Reproduce every line of the listing as written, apart from the pictures.

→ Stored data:
———

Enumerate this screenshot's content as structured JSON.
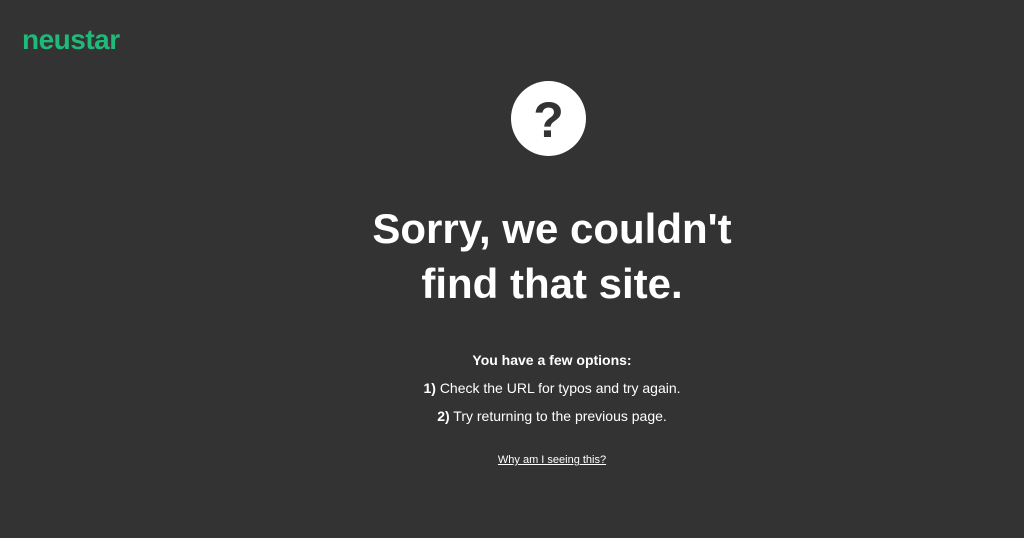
{
  "brand": {
    "logo_text": "neustar",
    "logo_color": "#1fb97a"
  },
  "error": {
    "icon": "question-mark-icon",
    "icon_glyph": "?",
    "headline_line1": "Sorry, we couldn't",
    "headline_line2": "find that site."
  },
  "options": {
    "intro": "You have a few options:",
    "items": [
      {
        "number": "1)",
        "text": "Check the URL for typos and try again."
      },
      {
        "number": "2)",
        "text": "Try returning to the previous page."
      }
    ]
  },
  "help_link": {
    "label": "Why am I seeing this?"
  },
  "colors": {
    "background": "#333333",
    "text": "#ffffff"
  }
}
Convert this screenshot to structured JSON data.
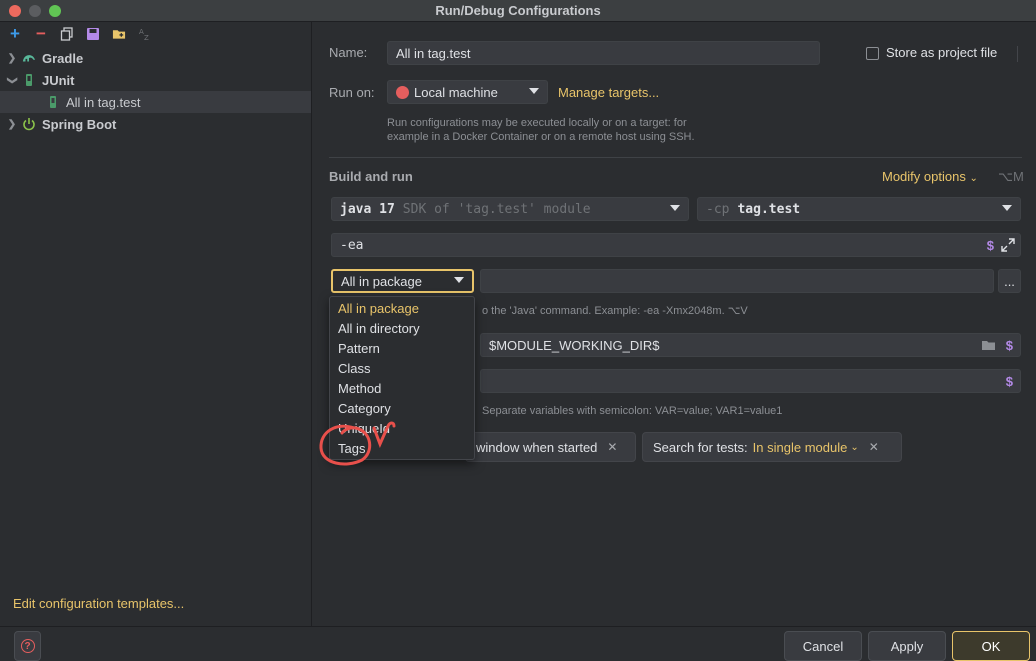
{
  "window": {
    "title": "Run/Debug Configurations"
  },
  "tree": {
    "items": [
      {
        "label": "Gradle"
      },
      {
        "label": "JUnit"
      },
      {
        "label": "All in tag.test"
      },
      {
        "label": "Spring Boot"
      }
    ],
    "edit_templates": "Edit configuration templates..."
  },
  "form": {
    "name_label": "Name:",
    "name_value": "All in tag.test",
    "store_label": "Store as project file",
    "run_on_label": "Run on:",
    "run_on_value": "Local machine",
    "manage_targets": "Manage targets...",
    "run_hint_line1": "Run configurations may be executed locally or on a target: for",
    "run_hint_line2": "example in a Docker Container or on a remote host using SSH.",
    "build_and_run": "Build and run",
    "modify_options": "Modify options",
    "modify_shortcut": "⌥M",
    "jdk_main": "java 17",
    "jdk_sub": "SDK of 'tag.test' module",
    "cp_prefix": "-cp",
    "cp_value": "tag.test",
    "vm_options": "-ea",
    "test_kind": "All in package",
    "vm_hint": "o the 'Java' command. Example: -ea -Xmx2048m. ⌥V",
    "working_dir": "$MODULE_WORKING_DIR$",
    "env_hint": "Separate variables with semicolon: VAR=value; VAR1=value1",
    "chip_window": "window when started",
    "chip_search_label": "Search for tests:",
    "chip_search_value": "In single module",
    "dollar": "$",
    "more": "..."
  },
  "popup": {
    "items": [
      "All in package",
      "All in directory",
      "Pattern",
      "Class",
      "Method",
      "Category",
      "UniqueId",
      "Tags"
    ]
  },
  "buttons": {
    "cancel": "Cancel",
    "apply": "Apply",
    "ok": "OK"
  },
  "colors": {
    "accent": "#e8c46a",
    "background": "#2b2d30",
    "field": "#393b40",
    "annotation": "#e8504b"
  }
}
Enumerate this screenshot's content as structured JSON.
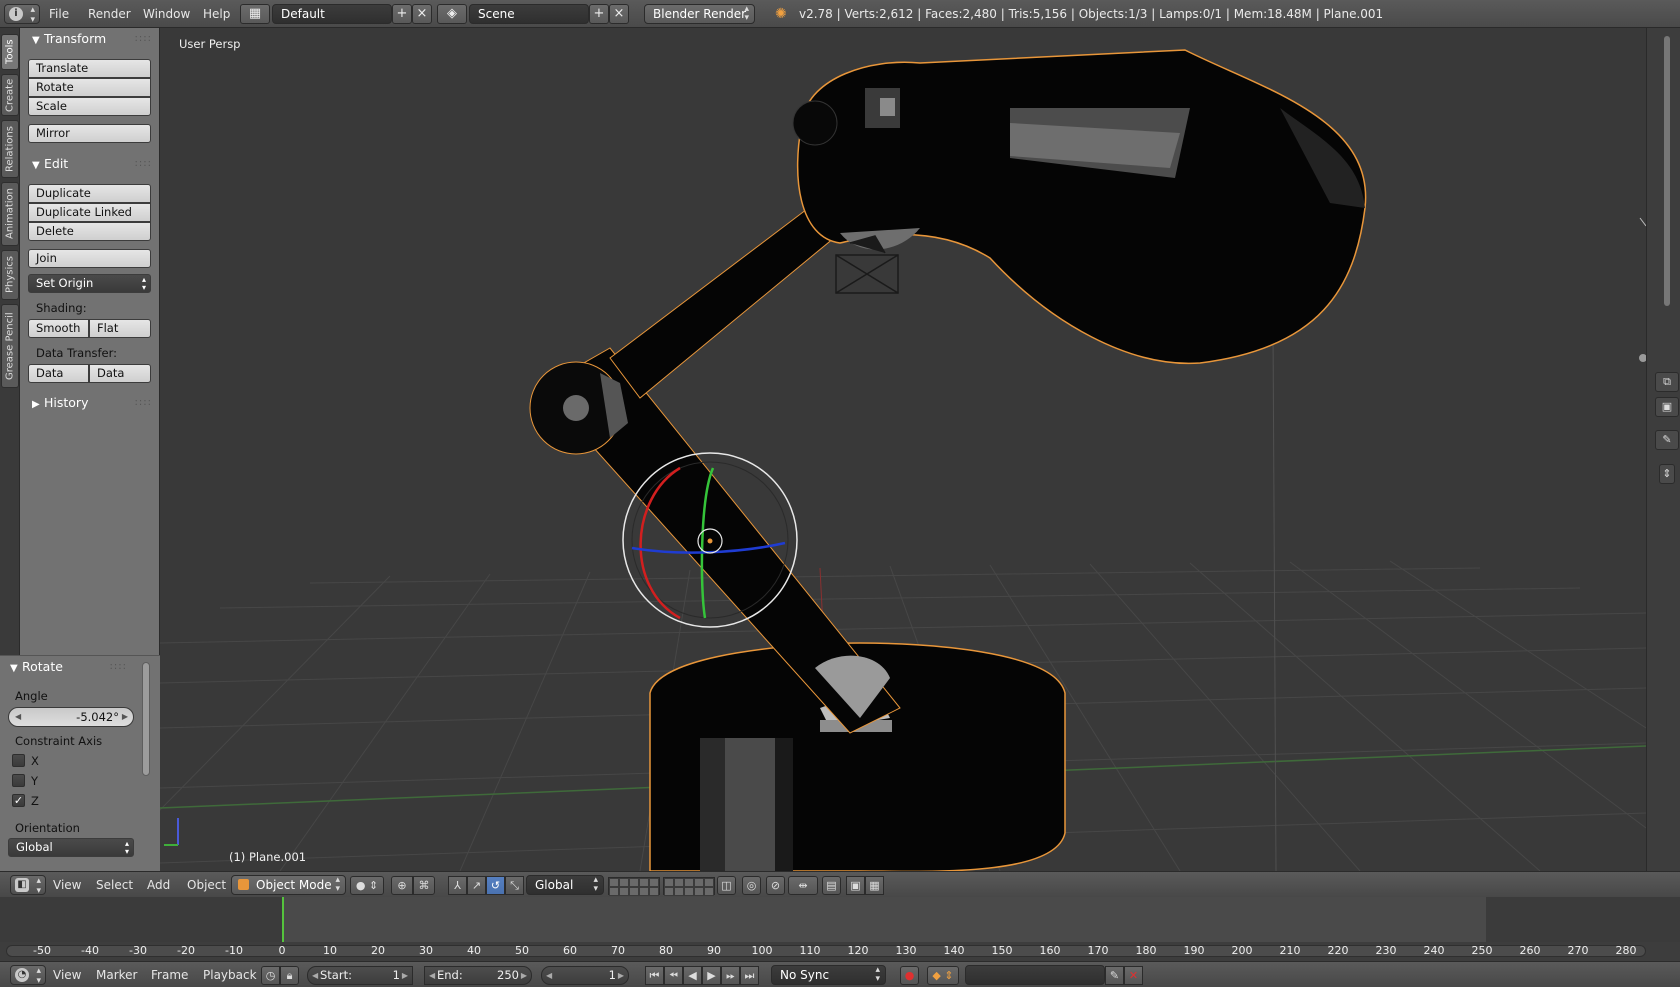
{
  "info_header": {
    "menus": [
      "File",
      "Render",
      "Window",
      "Help"
    ],
    "screen_layout": "Default",
    "scene": "Scene",
    "render_engine": "Blender Render",
    "stats": "v2.78 | Verts:2,612 | Faces:2,480 | Tris:5,156 | Objects:1/3 | Lamps:0/1 | Mem:18.48M | Plane.001"
  },
  "tool_tabs": [
    "Tools",
    "Create",
    "Relations",
    "Animation",
    "Physics",
    "Grease Pencil"
  ],
  "tool_shelf": {
    "transform": {
      "title": "Transform",
      "buttons": [
        "Translate",
        "Rotate",
        "Scale",
        "Mirror"
      ]
    },
    "edit": {
      "title": "Edit",
      "buttons": [
        "Duplicate",
        "Duplicate Linked",
        "Delete",
        "Join"
      ],
      "set_origin": "Set Origin",
      "shading_label": "Shading:",
      "shading_buttons": [
        "Smooth",
        "Flat"
      ],
      "data_transfer_label": "Data Transfer:",
      "data_transfer_buttons": [
        "Data",
        "Data Layo"
      ]
    },
    "history": {
      "title": "History"
    }
  },
  "redo_panel": {
    "title": "Rotate",
    "angle_label": "Angle",
    "angle_value": "-5.042°",
    "constraint_label": "Constraint Axis",
    "axes": [
      {
        "label": "X",
        "checked": false
      },
      {
        "label": "Y",
        "checked": false
      },
      {
        "label": "Z",
        "checked": true
      }
    ],
    "orientation_label": "Orientation",
    "orientation_value": "Global"
  },
  "viewport": {
    "view_name": "User Persp",
    "active_object": "(1) Plane.001"
  },
  "view3d_header": {
    "menus": [
      "View",
      "Select",
      "Add",
      "Object"
    ],
    "mode": "Object Mode",
    "transform_orientation": "Global"
  },
  "timeline": {
    "ticks": [
      -50,
      -40,
      -30,
      -20,
      -10,
      0,
      10,
      20,
      30,
      40,
      50,
      60,
      70,
      80,
      90,
      100,
      110,
      120,
      130,
      140,
      150,
      160,
      170,
      180,
      190,
      200,
      210,
      220,
      230,
      240,
      250,
      260,
      270,
      280
    ],
    "current_frame": 1
  },
  "timeline_header": {
    "menus": [
      "View",
      "Marker",
      "Frame",
      "Playback"
    ],
    "start_label": "Start:",
    "start_value": "1",
    "end_label": "End:",
    "end_value": "250",
    "frame_value": "1",
    "sync": "No Sync"
  },
  "colors": {
    "selection_outline": "#e8963a",
    "axis_x": "#d21f1f",
    "axis_y": "#35c43a",
    "axis_z": "#1f3cd2",
    "timeline_cursor": "#55c33d"
  }
}
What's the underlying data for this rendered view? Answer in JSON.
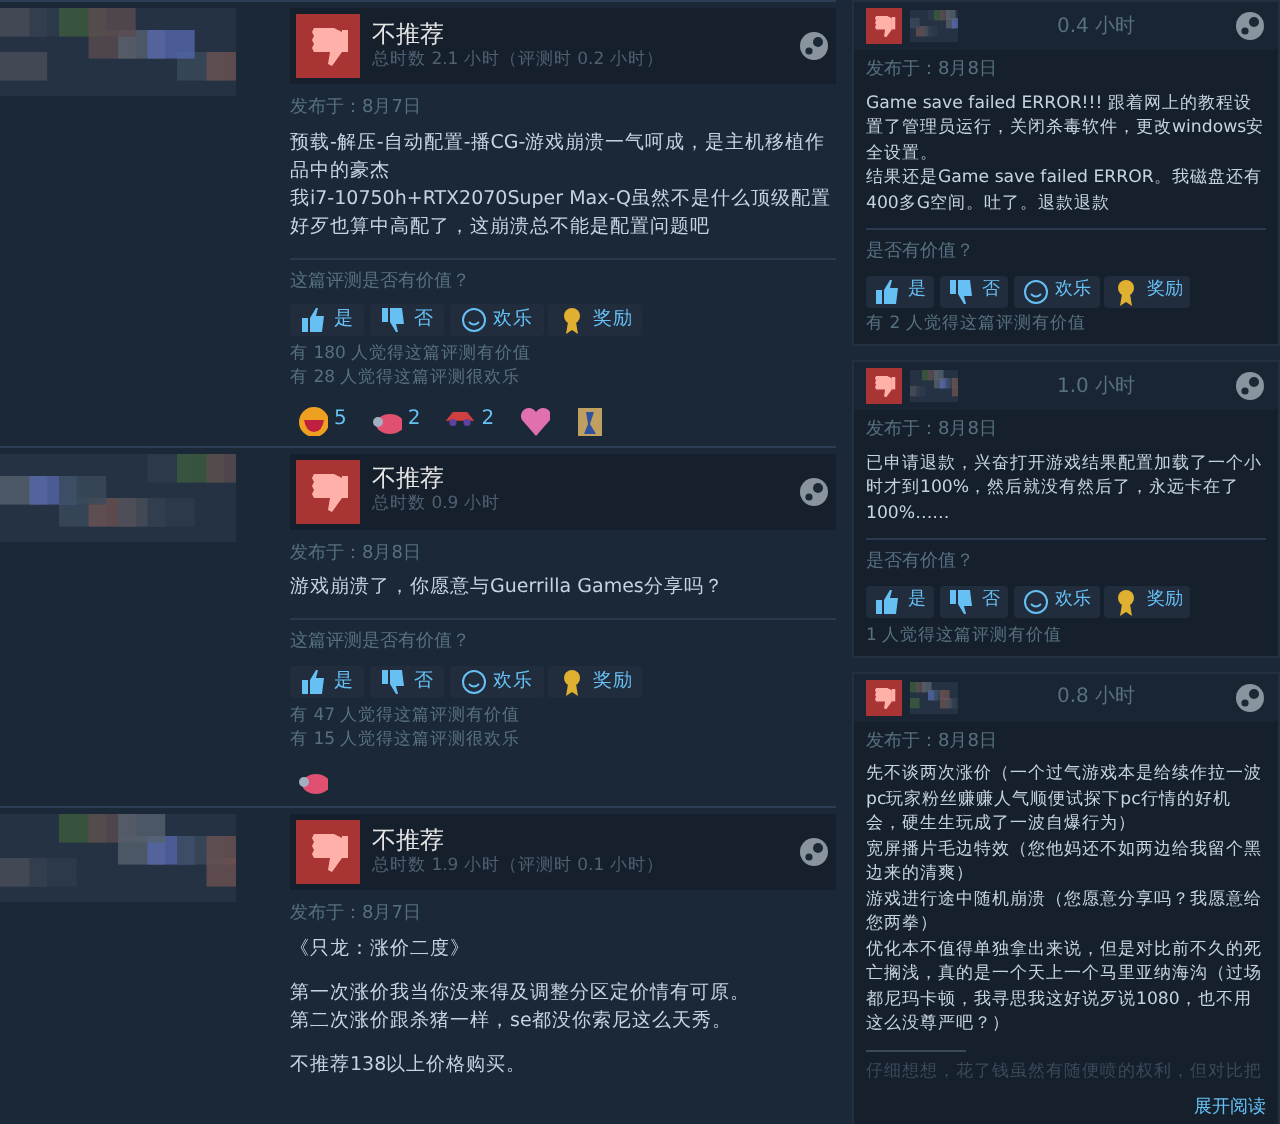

———

→ Result:
Enumerate this screenshot's content as structured JSON.
{
  "brand": {
    "logo_text": "neustar",
    "logo_color": "#1fb97a"
  },
  "error": {
    "icon": "question-mark-icon",
    "icon_glyph": "?",
    "headline_line1": "Sorry, we couldn't",
    "headline_line2": "find that site."
  },
  "options": {
    "intro": "You have a few options:",
    "items": [
      {
        "number": "1)",
        "text": "Check the URL for typos and try again."
      },
      {
        "number": "2)",
        "text": "Try returning to the previous page."
      }
    ]
  },
  "help_link": {
    "label": "Why am I seeing this?"
  },
  "colors": {
    "background": "#333333",
    "text": "#ffffff"
  }
}
Convert this screenshot to structured JSON data.
{
  "window": {
    "title": "Run/Debug Configurations"
  },
  "tree": {
    "items": [
      {
        "label": "Gradle"
      },
      {
        "label": "JUnit"
      },
      {
        "label": "All in tag.test"
      },
      {
        "label": "Spring Boot"
      }
    ],
    "edit_templates": "Edit configuration templates..."
  },
  "form": {
    "name_label": "Name:",
    "name_value": "All in tag.test",
    "store_label": "Store as project file",
    "run_on_label": "Run on:",
    "run_on_value": "Local machine",
    "manage_targets": "Manage targets...",
    "run_hint_line1": "Run configurations may be executed locally or on a target: for",
    "run_hint_line2": "example in a Docker Container or on a remote host using SSH.",
    "build_and_run": "Build and run",
    "modify_options": "Modify options",
    "modify_shortcut": "⌥M",
    "jdk_main": "java 17",
    "jdk_sub": "SDK of 'tag.test' module",
    "cp_prefix": "-cp",
    "cp_value": "tag.test",
    "vm_options": "-ea",
    "test_kind": "All in package",
    "vm_hint": "o the 'Java' command. Example: -ea -Xmx2048m. ⌥V",
    "working_dir": "$MODULE_WORKING_DIR$",
    "env_hint": "Separate variables with semicolon: VAR=value; VAR1=value1",
    "chip_window": "window when started",
    "chip_search_label": "Search for tests:",
    "chip_search_value": "In single module",
    "dollar": "$",
    "more": "..."
  },
  "popup": {
    "items": [
      "All in package",
      "All in directory",
      "Pattern",
      "Class",
      "Method",
      "Category",
      "UniqueId",
      "Tags"
    ]
  },
  "buttons": {
    "cancel": "Cancel",
    "apply": "Apply",
    "ok": "OK"
  },
  "colors": {
    "accent": "#e8c46a",
    "background": "#2b2d30",
    "field": "#393b40",
    "annotation": "#e8504b"
  }
}
Enumerate this screenshot's content as structured JSON.
{
  "info_header": {
    "menus": [
      "File",
      "Render",
      "Window",
      "Help"
    ],
    "screen_layout": "Default",
    "scene": "Scene",
    "render_engine": "Blender Render",
    "stats": "v2.78 | Verts:2,612 | Faces:2,480 | Tris:5,156 | Objects:1/3 | Lamps:0/1 | Mem:18.48M | Plane.001"
  },
  "tool_tabs": [
    "Tools",
    "Create",
    "Relations",
    "Animation",
    "Physics",
    "Grease Pencil"
  ],
  "tool_shelf": {
    "transform": {
      "title": "Transform",
      "buttons": [
        "Translate",
        "Rotate",
        "Scale",
        "Mirror"
      ]
    },
    "edit": {
      "title": "Edit",
      "buttons": [
        "Duplicate",
        "Duplicate Linked",
        "Delete",
        "Join"
      ],
      "set_origin": "Set Origin",
      "shading_label": "Shading:",
      "shading_buttons": [
        "Smooth",
        "Flat"
      ],
      "data_transfer_label": "Data Transfer:",
      "data_transfer_buttons": [
        "Data",
        "Data Layo"
      ]
    },
    "history": {
      "title": "History"
    }
  },
  "redo_panel": {
    "title": "Rotate",
    "angle_label": "Angle",
    "angle_value": "-5.042°",
    "constraint_label": "Constraint Axis",
    "axes": [
      {
        "label": "X",
        "checked": false
      },
      {
        "label": "Y",
        "checked": false
      },
      {
        "label": "Z",
        "checked": true
      }
    ],
    "orientation_label": "Orientation",
    "orientation_value": "Global"
  },
  "viewport": {
    "view_name": "User Persp",
    "active_object": "(1) Plane.001"
  },
  "view3d_header": {
    "menus": [
      "View",
      "Select",
      "Add",
      "Object"
    ],
    "mode": "Object Mode",
    "transform_orientation": "Global"
  },
  "timeline": {
    "ticks": [
      -50,
      -40,
      -30,
      -20,
      -10,
      0,
      10,
      20,
      30,
      40,
      50,
      60,
      70,
      80,
      90,
      100,
      110,
      120,
      130,
      140,
      150,
      160,
      170,
      180,
      190,
      200,
      210,
      220,
      230,
      240,
      250,
      260,
      270,
      280
    ],
    "current_frame": 1
  },
  "timeline_header": {
    "menus": [
      "View",
      "Marker",
      "Frame",
      "Playback"
    ],
    "start_label": "Start:",
    "start_value": "1",
    "end_label": "End:",
    "end_value": "250",
    "frame_value": "1",
    "sync": "No Sync"
  },
  "colors": {
    "selection_outline": "#e8963a",
    "axis_x": "#d21f1f",
    "axis_y": "#35c43a",
    "axis_z": "#1f3cd2",
    "timeline_cursor": "#55c33d"
  }
}
What's the underlying data for this rendered view? Answer in JSON.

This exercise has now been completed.